**Task requirements:** Check every line below for the word "name" and copy the ones that have it.
──────── Listed records
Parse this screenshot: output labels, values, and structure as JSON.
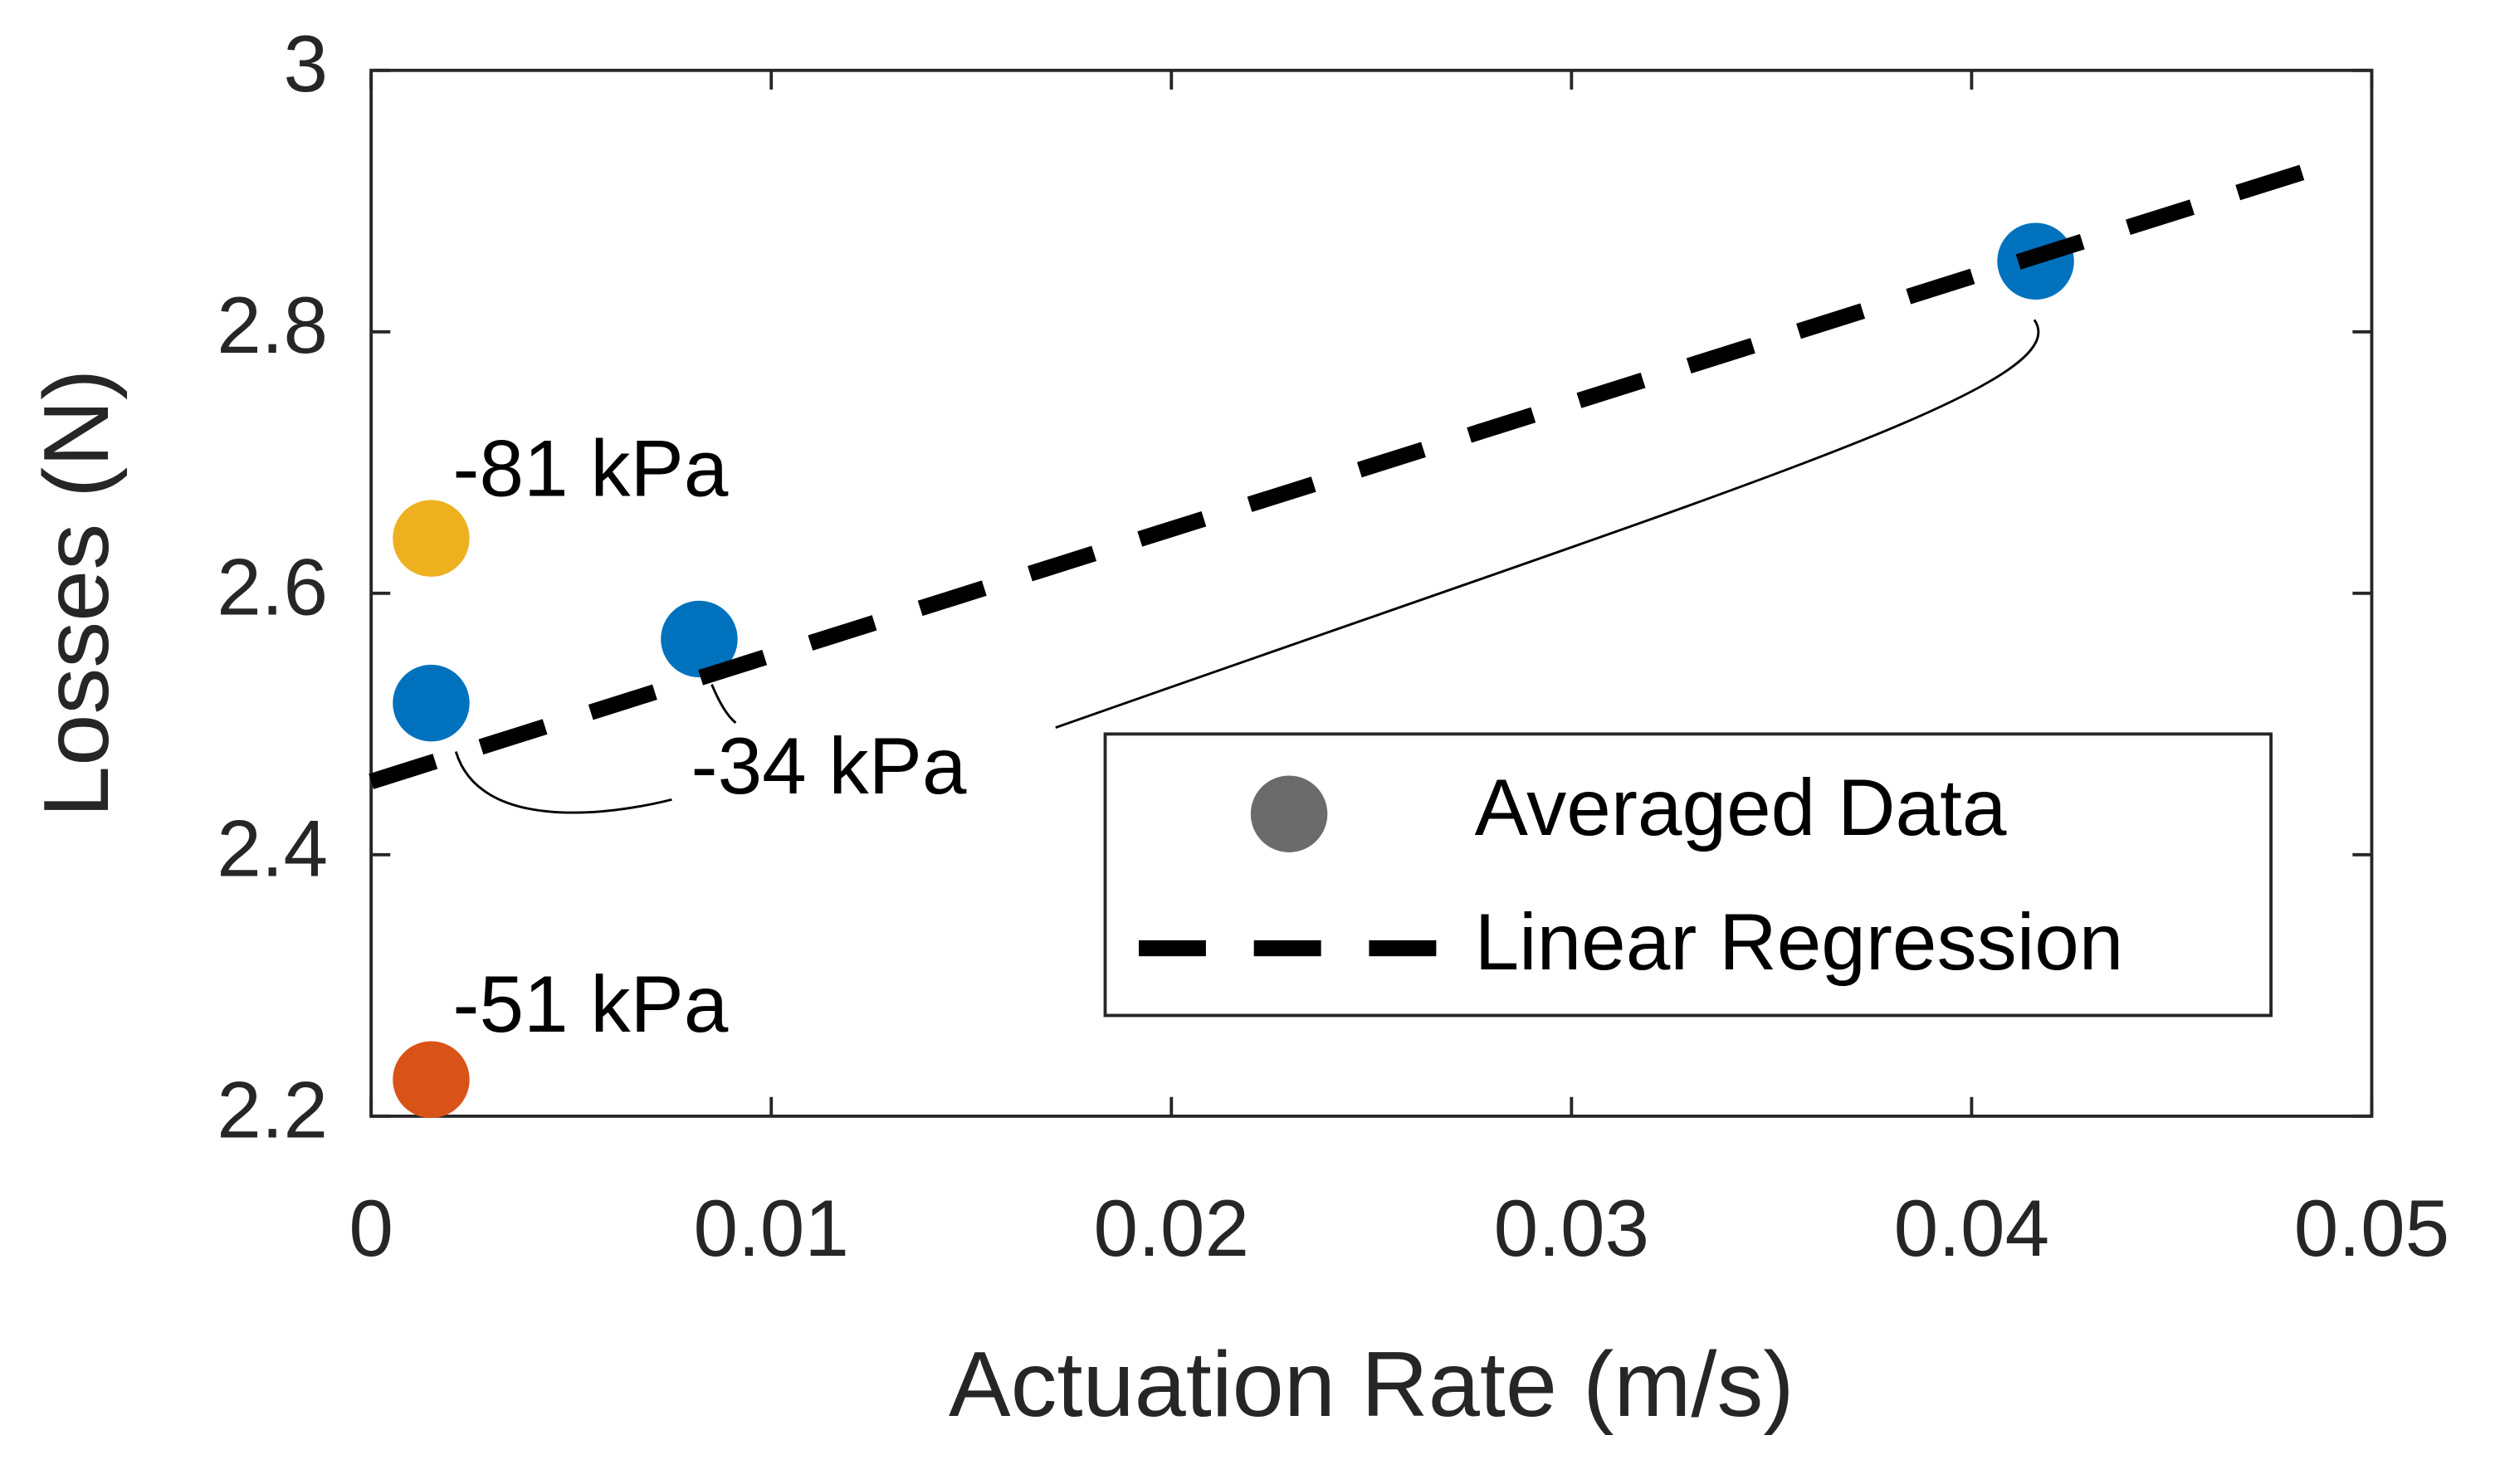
{
  "chart_data": {
    "type": "scatter",
    "xlabel": "Actuation Rate (m/s)",
    "ylabel": "Losses (N)",
    "xlim": [
      0,
      0.05
    ],
    "ylim": [
      2.2,
      3
    ],
    "xticks": [
      0,
      0.01,
      0.02,
      0.03,
      0.04,
      0.05
    ],
    "yticks": [
      2.2,
      2.4,
      2.6,
      2.8,
      3
    ],
    "series": [
      {
        "name": "Averaged Data",
        "color": "#6b6b6b",
        "x": [
          0.0015,
          0.0015,
          0.0082,
          0.0416,
          0.0015
        ],
        "values": [
          2.642,
          2.516,
          2.565,
          2.854,
          2.228
        ],
        "colors": [
          "#EDB120",
          "#0072BD",
          "#0072BD",
          "#0072BD",
          "#D95319"
        ]
      },
      {
        "name": "Linear Regression",
        "color": "#000000",
        "style": "dashed",
        "x": [
          0,
          0.0493
        ],
        "values": [
          2.456,
          2.932
        ]
      }
    ],
    "annotations": [
      "-81 kPa",
      "-34 kPa",
      "-51 kPa"
    ],
    "legend": "lower right"
  }
}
────────────────
**Written response:**
        "name": "Averaged Data",
        "name": "Linear Regression",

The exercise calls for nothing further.